* WHAT TO WORK ON *
Filter the listing below, copying every line in which the word "into" appears.

* INFORMATION SUPPLIED *

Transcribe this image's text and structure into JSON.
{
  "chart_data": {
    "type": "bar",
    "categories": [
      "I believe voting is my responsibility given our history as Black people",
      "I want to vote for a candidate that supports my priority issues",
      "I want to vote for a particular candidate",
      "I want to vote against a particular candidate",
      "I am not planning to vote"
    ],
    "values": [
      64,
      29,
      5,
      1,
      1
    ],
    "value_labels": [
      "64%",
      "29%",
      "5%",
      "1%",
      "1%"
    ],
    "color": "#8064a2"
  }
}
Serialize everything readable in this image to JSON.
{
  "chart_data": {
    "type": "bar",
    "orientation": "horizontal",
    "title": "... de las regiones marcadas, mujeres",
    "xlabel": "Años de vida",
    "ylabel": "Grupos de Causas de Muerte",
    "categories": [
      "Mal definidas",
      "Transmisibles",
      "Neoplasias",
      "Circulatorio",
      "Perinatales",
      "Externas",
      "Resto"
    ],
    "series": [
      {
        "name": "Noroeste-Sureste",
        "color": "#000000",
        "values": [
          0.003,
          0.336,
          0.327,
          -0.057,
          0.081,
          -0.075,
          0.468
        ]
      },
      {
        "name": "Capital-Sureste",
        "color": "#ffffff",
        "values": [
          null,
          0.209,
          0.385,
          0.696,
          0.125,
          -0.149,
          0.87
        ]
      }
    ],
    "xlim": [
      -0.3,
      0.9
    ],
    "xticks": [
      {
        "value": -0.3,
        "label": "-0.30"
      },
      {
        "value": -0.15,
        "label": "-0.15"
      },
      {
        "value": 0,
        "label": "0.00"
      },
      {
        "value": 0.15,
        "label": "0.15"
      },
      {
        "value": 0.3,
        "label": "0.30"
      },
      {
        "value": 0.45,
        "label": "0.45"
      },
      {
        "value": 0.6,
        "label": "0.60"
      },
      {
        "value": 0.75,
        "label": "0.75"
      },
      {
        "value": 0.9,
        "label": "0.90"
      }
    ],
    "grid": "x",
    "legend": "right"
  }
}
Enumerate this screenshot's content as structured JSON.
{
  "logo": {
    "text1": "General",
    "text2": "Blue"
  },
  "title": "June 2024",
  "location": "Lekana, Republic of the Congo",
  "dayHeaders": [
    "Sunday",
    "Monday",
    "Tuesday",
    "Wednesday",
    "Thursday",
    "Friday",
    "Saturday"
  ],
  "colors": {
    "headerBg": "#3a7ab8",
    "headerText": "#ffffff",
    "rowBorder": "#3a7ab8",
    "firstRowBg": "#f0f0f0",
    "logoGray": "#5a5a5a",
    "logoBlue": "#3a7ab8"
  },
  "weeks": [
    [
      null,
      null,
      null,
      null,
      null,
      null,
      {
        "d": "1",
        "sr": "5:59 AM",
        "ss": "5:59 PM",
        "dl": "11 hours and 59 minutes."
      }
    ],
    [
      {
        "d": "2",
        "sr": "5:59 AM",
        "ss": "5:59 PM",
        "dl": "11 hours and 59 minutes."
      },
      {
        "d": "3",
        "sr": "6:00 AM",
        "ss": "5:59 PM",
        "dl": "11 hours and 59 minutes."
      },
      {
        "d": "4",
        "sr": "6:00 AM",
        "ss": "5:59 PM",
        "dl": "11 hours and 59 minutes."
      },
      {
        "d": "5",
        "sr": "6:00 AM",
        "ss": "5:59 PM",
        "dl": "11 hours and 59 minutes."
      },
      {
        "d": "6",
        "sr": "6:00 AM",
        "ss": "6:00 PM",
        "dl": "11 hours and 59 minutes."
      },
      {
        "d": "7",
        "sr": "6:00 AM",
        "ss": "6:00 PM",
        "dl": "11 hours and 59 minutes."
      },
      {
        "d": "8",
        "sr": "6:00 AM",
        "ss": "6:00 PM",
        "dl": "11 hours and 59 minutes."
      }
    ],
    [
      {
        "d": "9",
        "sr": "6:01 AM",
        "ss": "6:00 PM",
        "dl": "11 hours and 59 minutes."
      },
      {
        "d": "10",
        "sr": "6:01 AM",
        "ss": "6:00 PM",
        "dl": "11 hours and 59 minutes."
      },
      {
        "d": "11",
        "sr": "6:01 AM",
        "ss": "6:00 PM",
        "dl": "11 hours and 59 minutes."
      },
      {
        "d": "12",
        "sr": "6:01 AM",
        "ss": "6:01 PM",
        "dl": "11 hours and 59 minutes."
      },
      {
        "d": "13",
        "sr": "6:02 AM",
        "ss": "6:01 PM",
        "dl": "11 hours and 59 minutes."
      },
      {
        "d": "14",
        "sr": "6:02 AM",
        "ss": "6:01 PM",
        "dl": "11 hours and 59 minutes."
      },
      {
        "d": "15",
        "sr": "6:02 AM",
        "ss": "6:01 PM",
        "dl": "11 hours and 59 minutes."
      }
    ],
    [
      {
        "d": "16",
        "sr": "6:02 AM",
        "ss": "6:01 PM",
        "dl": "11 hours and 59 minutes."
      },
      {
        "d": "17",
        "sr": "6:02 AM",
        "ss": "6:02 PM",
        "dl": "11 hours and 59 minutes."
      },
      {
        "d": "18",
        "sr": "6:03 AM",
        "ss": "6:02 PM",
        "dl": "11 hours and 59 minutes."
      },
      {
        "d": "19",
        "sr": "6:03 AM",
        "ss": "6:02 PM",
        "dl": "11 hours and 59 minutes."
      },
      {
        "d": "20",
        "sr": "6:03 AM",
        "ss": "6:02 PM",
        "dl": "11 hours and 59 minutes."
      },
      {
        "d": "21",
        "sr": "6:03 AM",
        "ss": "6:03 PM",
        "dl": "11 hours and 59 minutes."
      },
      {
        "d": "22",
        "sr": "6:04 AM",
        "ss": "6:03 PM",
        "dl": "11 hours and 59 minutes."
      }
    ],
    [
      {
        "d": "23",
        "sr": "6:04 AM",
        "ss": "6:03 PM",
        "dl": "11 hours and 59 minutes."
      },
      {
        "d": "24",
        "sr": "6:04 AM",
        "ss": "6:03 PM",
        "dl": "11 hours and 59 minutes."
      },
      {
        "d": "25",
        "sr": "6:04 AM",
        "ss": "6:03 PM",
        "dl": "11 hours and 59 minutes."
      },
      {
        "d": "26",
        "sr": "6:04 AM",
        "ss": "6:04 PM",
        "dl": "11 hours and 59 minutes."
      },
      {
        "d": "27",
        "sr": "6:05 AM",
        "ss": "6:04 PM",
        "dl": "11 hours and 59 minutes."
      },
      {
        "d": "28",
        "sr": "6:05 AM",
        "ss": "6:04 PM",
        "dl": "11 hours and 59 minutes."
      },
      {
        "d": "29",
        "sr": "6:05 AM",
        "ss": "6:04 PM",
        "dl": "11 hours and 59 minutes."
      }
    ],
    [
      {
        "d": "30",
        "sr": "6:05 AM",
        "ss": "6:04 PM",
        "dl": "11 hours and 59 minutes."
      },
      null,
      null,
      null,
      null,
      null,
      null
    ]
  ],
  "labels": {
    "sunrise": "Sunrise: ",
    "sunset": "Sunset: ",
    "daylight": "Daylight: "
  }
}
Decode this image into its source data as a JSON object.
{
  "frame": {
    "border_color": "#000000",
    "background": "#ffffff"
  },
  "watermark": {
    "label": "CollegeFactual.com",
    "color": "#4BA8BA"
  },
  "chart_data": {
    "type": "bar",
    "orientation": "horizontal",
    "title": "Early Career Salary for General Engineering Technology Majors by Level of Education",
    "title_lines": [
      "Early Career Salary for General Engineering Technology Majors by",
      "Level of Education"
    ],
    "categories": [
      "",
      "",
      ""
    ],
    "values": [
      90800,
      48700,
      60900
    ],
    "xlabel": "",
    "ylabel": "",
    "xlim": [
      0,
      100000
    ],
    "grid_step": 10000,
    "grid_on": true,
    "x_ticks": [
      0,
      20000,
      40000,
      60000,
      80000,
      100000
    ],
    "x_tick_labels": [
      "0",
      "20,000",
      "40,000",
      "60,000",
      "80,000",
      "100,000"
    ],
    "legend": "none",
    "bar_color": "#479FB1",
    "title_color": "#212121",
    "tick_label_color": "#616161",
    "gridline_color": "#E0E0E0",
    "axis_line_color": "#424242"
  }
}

* SOLUTION TO THIS EXERCISE *
Transcribe this image's text and structure into JSON.
Decode this image into its source data as a JSON object.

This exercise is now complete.